- Instructions for the task: Find the line containing "Read this page and output its text content.". Quote it and every line after it, exactly, through the end; skip pictures.

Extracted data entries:
## BEGIN

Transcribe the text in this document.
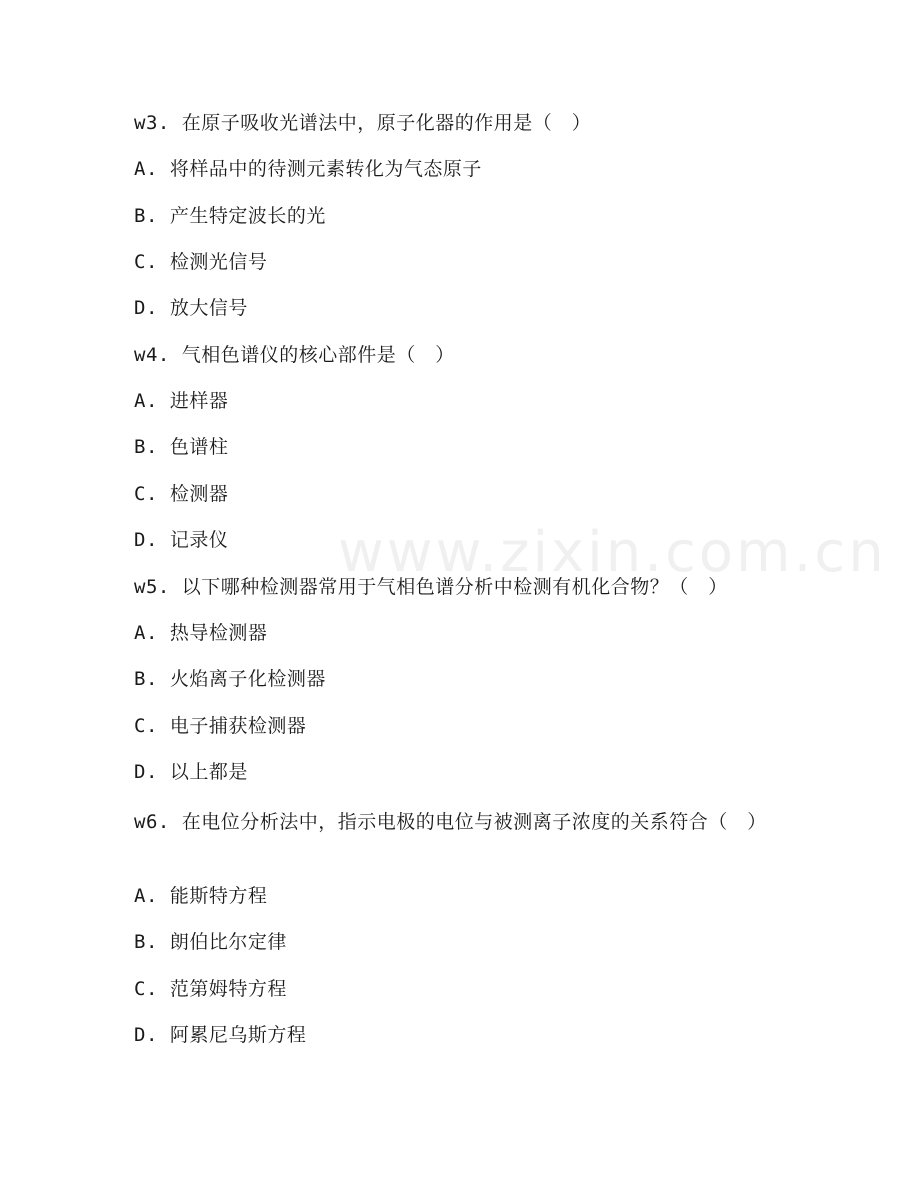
www.zixin.com.cn
w3. 在原子吸收光谱法中，原子化器的作用是（　）
A. 将样品中的待测元素转化为气态原子
B. 产生特定波长的光
C. 检测光信号
D. 放大信号
w4. 气相色谱仪的核心部件是（　）
A. 进样器
B. 色谱柱
C. 检测器
D. 记录仪
w5. 以下哪种检测器常用于气相色谱分析中检测有机化合物？（　）
A. 热导检测器
B. 火焰离子化检测器
C. 电子捕获检测器
D. 以上都是
w6. 在电位分析法中，指示电极的电位与被测离子浓度的关系符合（　）
A. 能斯特方程
B. 朗伯比尔定律
C. 范第姆特方程
D. 阿累尼乌斯方程
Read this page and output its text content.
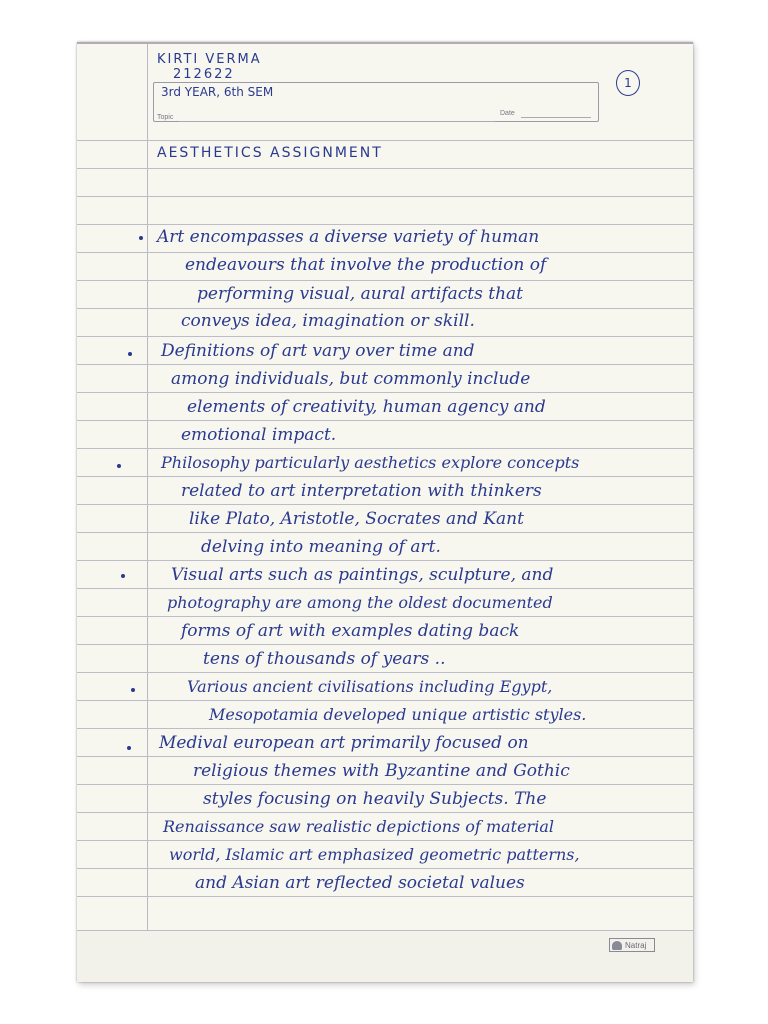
Topic
Date
KIRTI VERMA
212622
3rd YEAR, 6th SEM
1
AESTHETICS ASSIGNMENT
Art encompasses a diverse variety of human
endeavours that involve the production of
performing visual, aural artifacts that
conveys idea, imagination or skill.
Definitions of art vary over time and
among individuals, but commonly include
elements of creativity, human agency and
emotional impact.
Philosophy particularly aesthetics explore concepts
related to art interpretation with thinkers
like Plato, Aristotle, Socrates and Kant
delving into meaning of art.
Visual arts such as paintings, sculpture, and
photography are among the oldest documented
forms of art with examples dating back
tens of thousands of years ..
Various ancient civilisations including Egypt,
Mesopotamia developed unique artistic styles.
Medival european art primarily focused on
religious themes with Byzantine and Gothic
styles focusing on heavily Subjects. The
Renaissance saw realistic depictions of material
world, Islamic art emphasized geometric patterns,
and Asian art reflected societal values
Natraj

## END

- Exercise output:
Read this page and output its text content.
Topic
Date
KIRTI VERMA
212622
3rd YEAR, 6th SEM
1
AESTHETICS ASSIGNMENT
Art encompasses a diverse variety of human
endeavours that involve the production of
performing visual, aural artifacts that
conveys idea, imagination or skill.
Definitions of art vary over time and
among individuals, but commonly include
elements of creativity, human agency and
emotional impact.
Philosophy particularly aesthetics explore concepts
related to art interpretation with thinkers
like Plato, Aristotle, Socrates and Kant
delving into meaning of art.
Visual arts such as paintings, sculpture, and
photography are among the oldest documented
forms of art with examples dating back
tens of thousands of years ..
Various ancient civilisations including Egypt,
Mesopotamia developed unique artistic styles.
Medival european art primarily focused on
religious themes with Byzantine and Gothic
styles focusing on heavily Subjects. The
Renaissance saw realistic depictions of material
world, Islamic art emphasized geometric patterns,
and Asian art reflected societal values
Natraj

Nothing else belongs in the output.